What is being asked: Among the records below, find each line that includes the string "Takipçilere" and copy it.

§

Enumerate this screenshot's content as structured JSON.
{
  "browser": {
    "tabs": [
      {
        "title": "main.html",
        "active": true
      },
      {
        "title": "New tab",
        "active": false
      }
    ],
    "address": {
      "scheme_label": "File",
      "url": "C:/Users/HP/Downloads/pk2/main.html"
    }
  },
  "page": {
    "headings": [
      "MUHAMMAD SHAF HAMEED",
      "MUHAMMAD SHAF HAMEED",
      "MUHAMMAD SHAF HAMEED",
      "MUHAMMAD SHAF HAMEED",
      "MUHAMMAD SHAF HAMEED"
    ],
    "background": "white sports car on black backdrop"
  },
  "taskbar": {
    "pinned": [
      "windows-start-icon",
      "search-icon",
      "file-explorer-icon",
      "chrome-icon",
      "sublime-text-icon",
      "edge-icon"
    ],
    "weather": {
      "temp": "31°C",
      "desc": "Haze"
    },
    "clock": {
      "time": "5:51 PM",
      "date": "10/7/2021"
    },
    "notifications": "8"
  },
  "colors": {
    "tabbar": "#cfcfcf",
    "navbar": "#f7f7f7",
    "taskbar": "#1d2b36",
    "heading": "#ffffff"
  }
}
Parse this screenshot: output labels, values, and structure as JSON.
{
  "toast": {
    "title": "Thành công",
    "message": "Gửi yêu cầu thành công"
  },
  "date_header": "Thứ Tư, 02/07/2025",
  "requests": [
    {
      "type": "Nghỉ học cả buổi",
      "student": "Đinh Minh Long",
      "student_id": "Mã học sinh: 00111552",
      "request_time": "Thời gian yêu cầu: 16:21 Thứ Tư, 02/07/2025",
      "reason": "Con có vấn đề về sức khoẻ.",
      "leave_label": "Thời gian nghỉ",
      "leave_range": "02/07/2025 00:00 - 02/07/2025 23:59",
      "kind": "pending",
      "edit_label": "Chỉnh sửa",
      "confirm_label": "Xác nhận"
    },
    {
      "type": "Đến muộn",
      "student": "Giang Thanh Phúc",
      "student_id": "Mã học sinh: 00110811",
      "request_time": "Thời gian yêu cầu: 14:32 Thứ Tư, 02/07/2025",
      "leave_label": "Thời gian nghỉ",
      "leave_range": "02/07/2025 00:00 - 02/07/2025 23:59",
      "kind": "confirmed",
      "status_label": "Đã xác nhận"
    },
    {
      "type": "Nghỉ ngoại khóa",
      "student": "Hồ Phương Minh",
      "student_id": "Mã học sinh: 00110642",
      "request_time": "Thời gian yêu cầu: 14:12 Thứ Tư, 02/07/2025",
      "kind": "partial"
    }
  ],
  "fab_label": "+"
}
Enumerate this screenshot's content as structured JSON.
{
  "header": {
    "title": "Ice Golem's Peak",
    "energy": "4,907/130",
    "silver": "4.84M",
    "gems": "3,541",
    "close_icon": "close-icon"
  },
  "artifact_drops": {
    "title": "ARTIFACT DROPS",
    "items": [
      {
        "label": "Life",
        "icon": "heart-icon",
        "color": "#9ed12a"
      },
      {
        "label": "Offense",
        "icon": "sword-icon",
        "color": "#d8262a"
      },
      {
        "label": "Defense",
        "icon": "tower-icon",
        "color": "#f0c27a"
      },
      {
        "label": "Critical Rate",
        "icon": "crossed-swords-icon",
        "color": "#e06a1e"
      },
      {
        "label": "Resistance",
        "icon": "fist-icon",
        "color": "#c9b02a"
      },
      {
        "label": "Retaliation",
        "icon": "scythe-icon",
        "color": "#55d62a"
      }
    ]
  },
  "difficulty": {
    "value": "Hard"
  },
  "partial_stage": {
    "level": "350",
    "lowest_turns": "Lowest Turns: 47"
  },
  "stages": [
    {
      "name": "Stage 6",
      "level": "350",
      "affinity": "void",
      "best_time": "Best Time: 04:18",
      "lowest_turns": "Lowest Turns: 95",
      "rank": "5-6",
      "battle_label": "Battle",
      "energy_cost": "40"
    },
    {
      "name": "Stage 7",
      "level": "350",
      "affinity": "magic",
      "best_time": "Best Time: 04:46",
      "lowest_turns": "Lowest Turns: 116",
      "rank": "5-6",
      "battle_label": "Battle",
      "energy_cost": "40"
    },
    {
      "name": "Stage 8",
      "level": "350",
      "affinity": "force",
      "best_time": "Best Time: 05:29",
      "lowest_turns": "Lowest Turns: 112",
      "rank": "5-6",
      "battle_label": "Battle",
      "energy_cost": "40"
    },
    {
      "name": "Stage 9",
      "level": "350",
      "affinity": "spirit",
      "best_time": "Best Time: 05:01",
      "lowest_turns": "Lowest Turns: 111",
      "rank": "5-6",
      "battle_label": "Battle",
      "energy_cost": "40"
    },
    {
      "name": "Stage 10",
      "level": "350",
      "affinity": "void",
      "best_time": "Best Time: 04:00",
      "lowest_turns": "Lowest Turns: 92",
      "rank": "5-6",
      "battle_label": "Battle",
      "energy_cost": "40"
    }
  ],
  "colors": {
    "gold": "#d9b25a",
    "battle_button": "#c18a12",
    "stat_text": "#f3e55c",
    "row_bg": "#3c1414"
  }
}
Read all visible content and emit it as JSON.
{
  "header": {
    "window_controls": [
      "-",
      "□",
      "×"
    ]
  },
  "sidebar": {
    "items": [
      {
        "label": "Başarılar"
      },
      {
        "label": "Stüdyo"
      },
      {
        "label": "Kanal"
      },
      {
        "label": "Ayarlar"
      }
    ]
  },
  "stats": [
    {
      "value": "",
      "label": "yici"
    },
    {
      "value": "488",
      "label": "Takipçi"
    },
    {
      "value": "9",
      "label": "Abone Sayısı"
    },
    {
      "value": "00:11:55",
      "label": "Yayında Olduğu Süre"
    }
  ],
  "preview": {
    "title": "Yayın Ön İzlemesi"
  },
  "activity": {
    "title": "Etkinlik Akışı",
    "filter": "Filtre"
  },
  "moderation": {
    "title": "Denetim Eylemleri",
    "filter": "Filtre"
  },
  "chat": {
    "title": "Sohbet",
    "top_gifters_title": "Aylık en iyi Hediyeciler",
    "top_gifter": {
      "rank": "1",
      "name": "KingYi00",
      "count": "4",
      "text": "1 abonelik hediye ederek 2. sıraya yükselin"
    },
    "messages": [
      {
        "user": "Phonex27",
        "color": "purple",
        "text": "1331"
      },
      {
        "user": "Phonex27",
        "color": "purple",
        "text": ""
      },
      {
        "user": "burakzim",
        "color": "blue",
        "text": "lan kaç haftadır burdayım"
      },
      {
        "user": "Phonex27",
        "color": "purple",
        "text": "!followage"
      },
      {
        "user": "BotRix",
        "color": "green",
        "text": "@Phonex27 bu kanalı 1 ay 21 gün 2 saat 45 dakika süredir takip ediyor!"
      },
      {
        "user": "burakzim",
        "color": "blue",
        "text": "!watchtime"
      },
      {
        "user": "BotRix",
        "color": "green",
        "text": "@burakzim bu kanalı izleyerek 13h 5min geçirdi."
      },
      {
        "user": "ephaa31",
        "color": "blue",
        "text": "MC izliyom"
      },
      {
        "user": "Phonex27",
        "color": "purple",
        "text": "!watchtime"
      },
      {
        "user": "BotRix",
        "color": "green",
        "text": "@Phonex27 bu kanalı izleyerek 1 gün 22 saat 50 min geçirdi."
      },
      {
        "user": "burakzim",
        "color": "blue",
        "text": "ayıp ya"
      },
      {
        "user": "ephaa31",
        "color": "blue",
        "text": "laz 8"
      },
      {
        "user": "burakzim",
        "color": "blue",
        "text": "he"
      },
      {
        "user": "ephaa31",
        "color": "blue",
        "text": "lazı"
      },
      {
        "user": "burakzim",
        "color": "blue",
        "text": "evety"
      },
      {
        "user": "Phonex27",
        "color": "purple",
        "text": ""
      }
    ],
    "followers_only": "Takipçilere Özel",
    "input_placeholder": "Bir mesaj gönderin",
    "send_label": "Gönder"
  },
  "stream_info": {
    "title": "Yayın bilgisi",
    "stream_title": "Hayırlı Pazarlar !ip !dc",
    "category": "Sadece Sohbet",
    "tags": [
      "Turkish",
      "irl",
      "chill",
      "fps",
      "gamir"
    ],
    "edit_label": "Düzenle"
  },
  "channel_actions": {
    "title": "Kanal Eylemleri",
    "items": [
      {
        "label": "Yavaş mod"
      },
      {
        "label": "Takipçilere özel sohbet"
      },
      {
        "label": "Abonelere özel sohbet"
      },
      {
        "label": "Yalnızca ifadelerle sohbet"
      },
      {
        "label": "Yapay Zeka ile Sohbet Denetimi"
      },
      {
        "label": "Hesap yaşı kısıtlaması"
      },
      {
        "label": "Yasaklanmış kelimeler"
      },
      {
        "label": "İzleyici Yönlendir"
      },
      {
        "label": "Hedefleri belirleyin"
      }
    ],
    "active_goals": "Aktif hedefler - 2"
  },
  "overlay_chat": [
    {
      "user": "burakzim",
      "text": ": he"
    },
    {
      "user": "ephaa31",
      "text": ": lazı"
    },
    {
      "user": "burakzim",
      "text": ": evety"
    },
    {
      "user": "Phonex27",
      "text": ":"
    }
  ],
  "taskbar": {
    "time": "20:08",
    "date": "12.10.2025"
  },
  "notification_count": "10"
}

§

Written solution:
    "followers_only": "Takipçilere Özel",
        "label": "Takipçilere özel sohbet"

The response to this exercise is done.